> **YOUR TASK**
In this exercise, reproduce all the entries that follow exactly.

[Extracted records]
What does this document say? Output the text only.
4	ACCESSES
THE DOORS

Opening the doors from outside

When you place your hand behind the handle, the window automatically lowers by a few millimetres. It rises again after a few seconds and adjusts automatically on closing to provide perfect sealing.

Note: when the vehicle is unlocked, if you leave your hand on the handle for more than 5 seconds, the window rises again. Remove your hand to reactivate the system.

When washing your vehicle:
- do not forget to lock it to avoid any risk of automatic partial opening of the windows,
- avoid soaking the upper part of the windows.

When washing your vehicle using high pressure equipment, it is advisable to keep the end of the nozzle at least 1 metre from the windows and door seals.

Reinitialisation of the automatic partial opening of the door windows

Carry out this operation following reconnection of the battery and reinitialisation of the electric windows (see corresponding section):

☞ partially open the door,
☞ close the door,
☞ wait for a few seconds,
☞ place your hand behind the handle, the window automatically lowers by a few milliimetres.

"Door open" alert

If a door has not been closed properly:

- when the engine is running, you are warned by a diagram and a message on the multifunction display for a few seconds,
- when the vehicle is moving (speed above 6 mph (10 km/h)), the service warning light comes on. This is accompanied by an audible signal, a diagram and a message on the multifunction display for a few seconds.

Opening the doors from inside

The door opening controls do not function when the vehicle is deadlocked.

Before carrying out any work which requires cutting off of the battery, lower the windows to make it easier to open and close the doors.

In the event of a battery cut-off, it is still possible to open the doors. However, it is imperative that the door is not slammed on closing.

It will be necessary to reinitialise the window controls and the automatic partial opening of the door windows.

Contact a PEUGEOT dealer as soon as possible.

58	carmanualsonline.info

> **COMPLETE OUTPUT**
What does this document say? Output the text only.
4	ACCESSES
THE DOORS

Opening the doors from outside

When you place your hand behind the handle, the window automatically lowers by a few millimetres. It rises again after a few seconds and adjusts automatically on closing to provide perfect sealing.

Note: when the vehicle is unlocked, if you leave your hand on the handle for more than 5 seconds, the window rises again. Remove your hand to reactivate the system.

When washing your vehicle:
- do not forget to lock it to avoid any risk of automatic partial opening of the windows,
- avoid soaking the upper part of the windows.

When washing your vehicle using high pressure equipment, it is advisable to keep the end of the nozzle at least 1 metre from the windows and door seals.

Reinitialisation of the automatic partial opening of the door windows

Carry out this operation following reconnection of the battery and reinitialisation of the electric windows (see corresponding section):

☞ partially open the door,
☞ close the door,
☞ wait for a few seconds,
☞ place your hand behind the handle, the window automatically lowers by a few milliimetres.

"Door open" alert

If a door has not been closed properly:

- when the engine is running, you are warned by a diagram and a message on the multifunction display for a few seconds,
- when the vehicle is moving (speed above 6 mph (10 km/h)), the service warning light comes on. This is accompanied by an audible signal, a diagram and a message on the multifunction display for a few seconds.

Opening the doors from inside

The door opening controls do not function when the vehicle is deadlocked.

Before carrying out any work which requires cutting off of the battery, lower the windows to make it easier to open and close the doors.

In the event of a battery cut-off, it is still possible to open the doors. However, it is imperative that the door is not slammed on closing.

It will be necessary to reinitialise the window controls and the automatic partial opening of the door windows.

Contact a PEUGEOT dealer as soon as possible.

58	carmanualsonline.info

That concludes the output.